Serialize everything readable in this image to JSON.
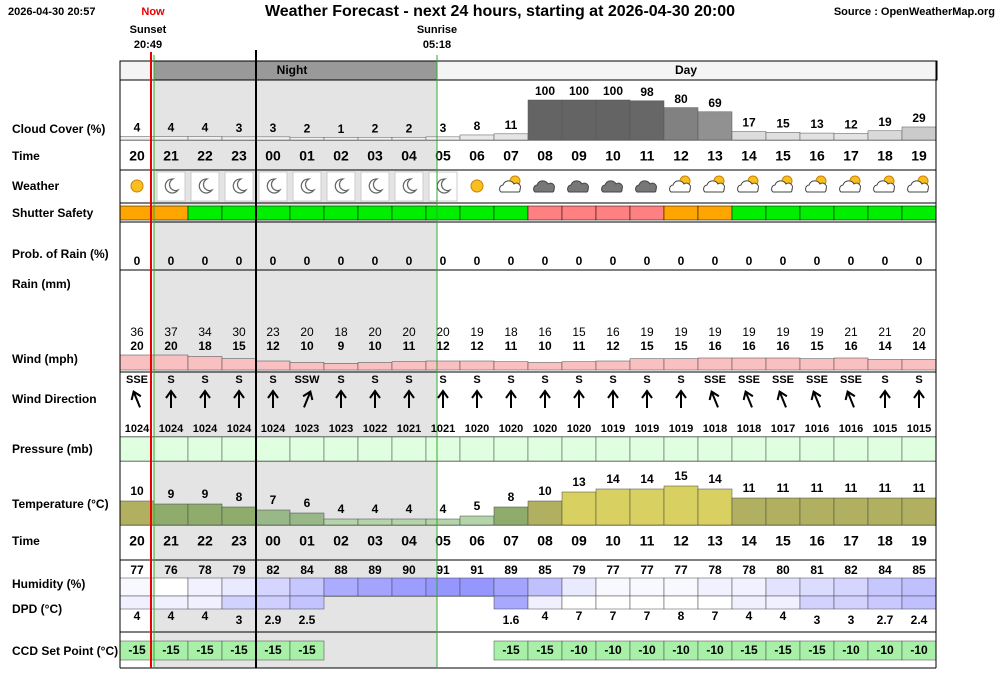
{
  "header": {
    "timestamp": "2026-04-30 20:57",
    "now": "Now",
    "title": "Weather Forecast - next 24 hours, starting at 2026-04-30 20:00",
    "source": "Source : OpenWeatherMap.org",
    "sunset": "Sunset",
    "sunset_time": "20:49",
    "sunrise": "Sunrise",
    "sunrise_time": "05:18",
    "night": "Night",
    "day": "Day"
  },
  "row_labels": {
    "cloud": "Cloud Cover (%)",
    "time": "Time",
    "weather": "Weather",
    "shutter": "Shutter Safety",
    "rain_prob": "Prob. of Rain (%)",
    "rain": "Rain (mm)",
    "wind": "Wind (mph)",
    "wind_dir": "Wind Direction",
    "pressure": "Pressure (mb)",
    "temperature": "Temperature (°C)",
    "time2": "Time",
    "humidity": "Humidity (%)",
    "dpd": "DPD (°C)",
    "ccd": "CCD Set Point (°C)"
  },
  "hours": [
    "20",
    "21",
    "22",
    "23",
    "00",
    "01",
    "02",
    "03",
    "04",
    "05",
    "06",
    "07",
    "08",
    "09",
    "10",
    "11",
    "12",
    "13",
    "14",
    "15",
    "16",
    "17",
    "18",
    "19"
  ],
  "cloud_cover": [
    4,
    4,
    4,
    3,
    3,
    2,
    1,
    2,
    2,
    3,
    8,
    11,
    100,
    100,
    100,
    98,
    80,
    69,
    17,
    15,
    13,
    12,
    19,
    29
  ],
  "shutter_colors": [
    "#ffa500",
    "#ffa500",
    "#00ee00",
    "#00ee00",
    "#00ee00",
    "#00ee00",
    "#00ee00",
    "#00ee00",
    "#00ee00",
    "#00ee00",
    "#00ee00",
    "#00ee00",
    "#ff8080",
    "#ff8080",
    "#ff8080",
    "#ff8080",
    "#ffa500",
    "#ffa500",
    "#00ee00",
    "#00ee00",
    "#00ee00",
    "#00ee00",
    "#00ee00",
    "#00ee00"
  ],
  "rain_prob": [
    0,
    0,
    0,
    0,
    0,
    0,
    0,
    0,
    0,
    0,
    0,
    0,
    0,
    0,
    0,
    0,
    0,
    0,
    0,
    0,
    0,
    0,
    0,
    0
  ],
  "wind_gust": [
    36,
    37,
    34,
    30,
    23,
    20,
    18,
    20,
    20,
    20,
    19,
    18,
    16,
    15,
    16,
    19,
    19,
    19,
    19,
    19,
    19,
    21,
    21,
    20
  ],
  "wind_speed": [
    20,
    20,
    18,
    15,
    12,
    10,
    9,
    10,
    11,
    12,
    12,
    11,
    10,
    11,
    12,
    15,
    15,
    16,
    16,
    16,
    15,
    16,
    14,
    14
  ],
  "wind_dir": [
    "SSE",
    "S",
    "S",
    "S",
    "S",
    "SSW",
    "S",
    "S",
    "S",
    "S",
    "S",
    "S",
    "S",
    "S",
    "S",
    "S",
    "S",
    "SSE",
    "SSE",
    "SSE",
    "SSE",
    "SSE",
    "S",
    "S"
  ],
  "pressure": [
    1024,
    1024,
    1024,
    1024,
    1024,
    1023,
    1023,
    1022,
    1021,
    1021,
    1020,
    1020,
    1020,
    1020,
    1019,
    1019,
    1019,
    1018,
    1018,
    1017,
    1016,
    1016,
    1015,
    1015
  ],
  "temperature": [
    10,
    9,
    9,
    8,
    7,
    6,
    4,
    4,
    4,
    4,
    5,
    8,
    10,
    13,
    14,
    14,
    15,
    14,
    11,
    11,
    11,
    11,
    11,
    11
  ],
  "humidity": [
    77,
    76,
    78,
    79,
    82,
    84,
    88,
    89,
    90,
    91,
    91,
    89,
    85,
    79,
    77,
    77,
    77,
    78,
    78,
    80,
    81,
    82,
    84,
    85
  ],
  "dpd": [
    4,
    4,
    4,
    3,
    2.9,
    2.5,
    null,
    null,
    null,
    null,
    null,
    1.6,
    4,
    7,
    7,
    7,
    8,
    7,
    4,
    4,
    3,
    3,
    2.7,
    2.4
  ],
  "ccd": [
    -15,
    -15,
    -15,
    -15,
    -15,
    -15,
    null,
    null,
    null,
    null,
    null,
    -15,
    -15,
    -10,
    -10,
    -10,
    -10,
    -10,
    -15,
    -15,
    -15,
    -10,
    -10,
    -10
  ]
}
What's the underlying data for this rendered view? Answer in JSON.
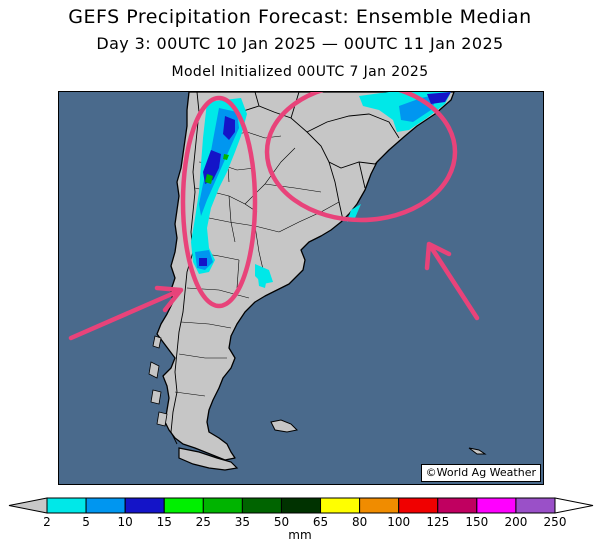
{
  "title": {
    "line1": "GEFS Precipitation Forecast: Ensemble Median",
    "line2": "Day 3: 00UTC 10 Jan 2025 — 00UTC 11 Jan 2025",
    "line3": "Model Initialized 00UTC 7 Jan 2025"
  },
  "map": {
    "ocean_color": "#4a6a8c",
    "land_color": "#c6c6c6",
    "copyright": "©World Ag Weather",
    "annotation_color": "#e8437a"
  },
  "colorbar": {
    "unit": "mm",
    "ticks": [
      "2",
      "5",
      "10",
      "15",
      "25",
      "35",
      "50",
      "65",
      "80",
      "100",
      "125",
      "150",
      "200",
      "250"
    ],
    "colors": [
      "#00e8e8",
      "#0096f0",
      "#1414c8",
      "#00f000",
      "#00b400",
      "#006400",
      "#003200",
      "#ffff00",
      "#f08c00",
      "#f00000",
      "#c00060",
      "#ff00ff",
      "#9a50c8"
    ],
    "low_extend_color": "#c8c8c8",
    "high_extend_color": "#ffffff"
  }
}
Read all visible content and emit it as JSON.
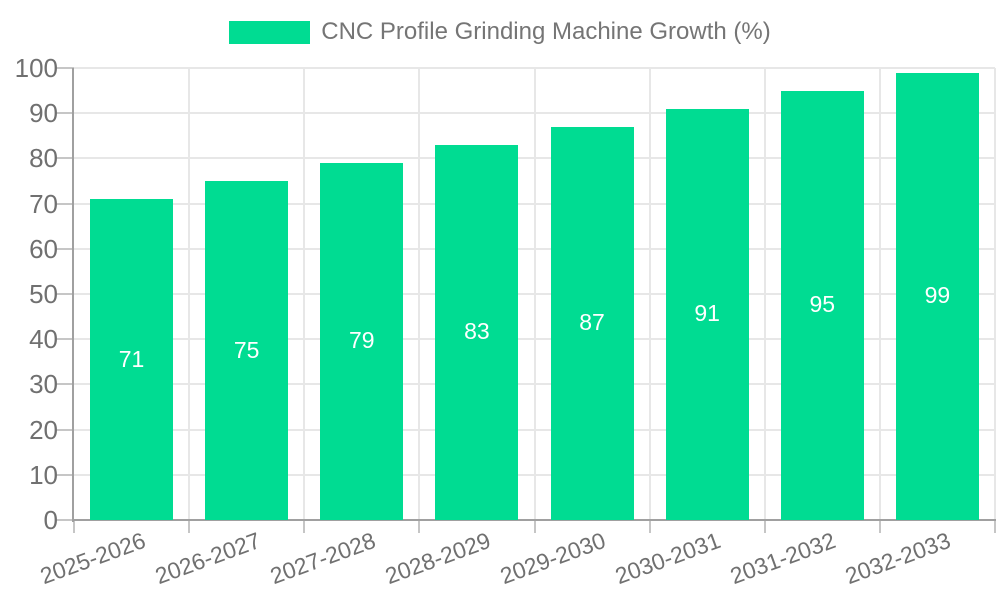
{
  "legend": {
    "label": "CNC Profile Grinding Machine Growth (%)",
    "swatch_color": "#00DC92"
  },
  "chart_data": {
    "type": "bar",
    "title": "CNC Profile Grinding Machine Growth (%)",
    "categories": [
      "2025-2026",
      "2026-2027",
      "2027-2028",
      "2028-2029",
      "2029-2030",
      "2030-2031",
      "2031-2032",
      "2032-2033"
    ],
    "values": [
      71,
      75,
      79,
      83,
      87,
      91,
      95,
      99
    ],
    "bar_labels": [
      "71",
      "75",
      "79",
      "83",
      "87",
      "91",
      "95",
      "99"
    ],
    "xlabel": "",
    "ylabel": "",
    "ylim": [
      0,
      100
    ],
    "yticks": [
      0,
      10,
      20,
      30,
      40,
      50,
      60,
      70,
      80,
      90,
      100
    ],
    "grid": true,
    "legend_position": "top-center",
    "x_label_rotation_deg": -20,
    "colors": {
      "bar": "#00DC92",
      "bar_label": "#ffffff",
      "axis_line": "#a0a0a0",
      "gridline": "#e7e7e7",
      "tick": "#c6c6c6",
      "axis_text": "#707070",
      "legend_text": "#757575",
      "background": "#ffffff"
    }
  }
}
****************
Reproduce all of the entries word for word, skipping any pictures they hold.

Serialize everything readable in this image to JSON.
{
  "header": {
    "timestamp": "2026-04-30 20:57",
    "now": "Now",
    "title": "Weather Forecast - next 24 hours, starting at 2026-04-30 20:00",
    "source": "Source : OpenWeatherMap.org",
    "sunset": "Sunset",
    "sunset_time": "20:49",
    "sunrise": "Sunrise",
    "sunrise_time": "05:18",
    "night": "Night",
    "day": "Day"
  },
  "row_labels": {
    "cloud": "Cloud Cover (%)",
    "time": "Time",
    "weather": "Weather",
    "shutter": "Shutter Safety",
    "rain_prob": "Prob. of Rain (%)",
    "rain": "Rain (mm)",
    "wind": "Wind (mph)",
    "wind_dir": "Wind Direction",
    "pressure": "Pressure (mb)",
    "temperature": "Temperature (°C)",
    "time2": "Time",
    "humidity": "Humidity (%)",
    "dpd": "DPD (°C)",
    "ccd": "CCD Set Point (°C)"
  },
  "hours": [
    "20",
    "21",
    "22",
    "23",
    "00",
    "01",
    "02",
    "03",
    "04",
    "05",
    "06",
    "07",
    "08",
    "09",
    "10",
    "11",
    "12",
    "13",
    "14",
    "15",
    "16",
    "17",
    "18",
    "19"
  ],
  "cloud_cover": [
    4,
    4,
    4,
    3,
    3,
    2,
    1,
    2,
    2,
    3,
    8,
    11,
    100,
    100,
    100,
    98,
    80,
    69,
    17,
    15,
    13,
    12,
    19,
    29
  ],
  "shutter_colors": [
    "#ffa500",
    "#ffa500",
    "#00ee00",
    "#00ee00",
    "#00ee00",
    "#00ee00",
    "#00ee00",
    "#00ee00",
    "#00ee00",
    "#00ee00",
    "#00ee00",
    "#00ee00",
    "#ff8080",
    "#ff8080",
    "#ff8080",
    "#ff8080",
    "#ffa500",
    "#ffa500",
    "#00ee00",
    "#00ee00",
    "#00ee00",
    "#00ee00",
    "#00ee00",
    "#00ee00"
  ],
  "rain_prob": [
    0,
    0,
    0,
    0,
    0,
    0,
    0,
    0,
    0,
    0,
    0,
    0,
    0,
    0,
    0,
    0,
    0,
    0,
    0,
    0,
    0,
    0,
    0,
    0
  ],
  "wind_gust": [
    36,
    37,
    34,
    30,
    23,
    20,
    18,
    20,
    20,
    20,
    19,
    18,
    16,
    15,
    16,
    19,
    19,
    19,
    19,
    19,
    19,
    21,
    21,
    20
  ],
  "wind_speed": [
    20,
    20,
    18,
    15,
    12,
    10,
    9,
    10,
    11,
    12,
    12,
    11,
    10,
    11,
    12,
    15,
    15,
    16,
    16,
    16,
    15,
    16,
    14,
    14
  ],
  "wind_dir": [
    "SSE",
    "S",
    "S",
    "S",
    "S",
    "SSW",
    "S",
    "S",
    "S",
    "S",
    "S",
    "S",
    "S",
    "S",
    "S",
    "S",
    "S",
    "SSE",
    "SSE",
    "SSE",
    "SSE",
    "SSE",
    "S",
    "S"
  ],
  "pressure": [
    1024,
    1024,
    1024,
    1024,
    1024,
    1023,
    1023,
    1022,
    1021,
    1021,
    1020,
    1020,
    1020,
    1020,
    1019,
    1019,
    1019,
    1018,
    1018,
    1017,
    1016,
    1016,
    1015,
    1015
  ],
  "temperature": [
    10,
    9,
    9,
    8,
    7,
    6,
    4,
    4,
    4,
    4,
    5,
    8,
    10,
    13,
    14,
    14,
    15,
    14,
    11,
    11,
    11,
    11,
    11,
    11
  ],
  "humidity": [
    77,
    76,
    78,
    79,
    82,
    84,
    88,
    89,
    90,
    91,
    91,
    89,
    85,
    79,
    77,
    77,
    77,
    78,
    78,
    80,
    81,
    82,
    84,
    85
  ],
  "dpd": [
    4,
    4,
    4,
    3,
    2.9,
    2.5,
    null,
    null,
    null,
    null,
    null,
    1.6,
    4,
    7,
    7,
    7,
    8,
    7,
    4,
    4,
    3,
    3,
    2.7,
    2.4
  ],
  "ccd": [
    -15,
    -15,
    -15,
    -15,
    -15,
    -15,
    null,
    null,
    null,
    null,
    null,
    -15,
    -15,
    -10,
    -10,
    -10,
    -10,
    -10,
    -15,
    -15,
    -15,
    -10,
    -10,
    -10
  ]
}
What's the underlying data for this rendered view? Answer in JSON.
{
  "title": {
    "line1": "GEFS Precipitation Forecast: Ensemble Median",
    "line2": "Day 3: 00UTC 10 Jan 2025 — 00UTC 11 Jan 2025",
    "line3": "Model Initialized 00UTC 7 Jan 2025"
  },
  "map": {
    "ocean_color": "#4a6a8c",
    "land_color": "#c6c6c6",
    "copyright": "©World Ag Weather",
    "annotation_color": "#e8437a"
  },
  "colorbar": {
    "unit": "mm",
    "ticks": [
      "2",
      "5",
      "10",
      "15",
      "25",
      "35",
      "50",
      "65",
      "80",
      "100",
      "125",
      "150",
      "200",
      "250"
    ],
    "colors": [
      "#00e8e8",
      "#0096f0",
      "#1414c8",
      "#00f000",
      "#00b400",
      "#006400",
      "#003200",
      "#ffff00",
      "#f08c00",
      "#f00000",
      "#c00060",
      "#ff00ff",
      "#9a50c8"
    ],
    "low_extend_color": "#c8c8c8",
    "high_extend_color": "#ffffff"
  }
}
Read all visible content and emit it as JSON.
{
  "legend": {
    "label": "CNC Profile Grinding Machine Growth (%)",
    "swatch_color": "#00DC92"
  },
  "chart_data": {
    "type": "bar",
    "title": "CNC Profile Grinding Machine Growth (%)",
    "categories": [
      "2025-2026",
      "2026-2027",
      "2027-2028",
      "2028-2029",
      "2029-2030",
      "2030-2031",
      "2031-2032",
      "2032-2033"
    ],
    "values": [
      71,
      75,
      79,
      83,
      87,
      91,
      95,
      99
    ],
    "bar_labels": [
      "71",
      "75",
      "79",
      "83",
      "87",
      "91",
      "95",
      "99"
    ],
    "xlabel": "",
    "ylabel": "",
    "ylim": [
      0,
      100
    ],
    "yticks": [
      0,
      10,
      20,
      30,
      40,
      50,
      60,
      70,
      80,
      90,
      100
    ],
    "grid": true,
    "legend_position": "top-center",
    "x_label_rotation_deg": -20,
    "colors": {
      "bar": "#00DC92",
      "bar_label": "#ffffff",
      "axis_line": "#a0a0a0",
      "gridline": "#e7e7e7",
      "tick": "#c6c6c6",
      "axis_text": "#707070",
      "legend_text": "#757575",
      "background": "#ffffff"
    }
  }
}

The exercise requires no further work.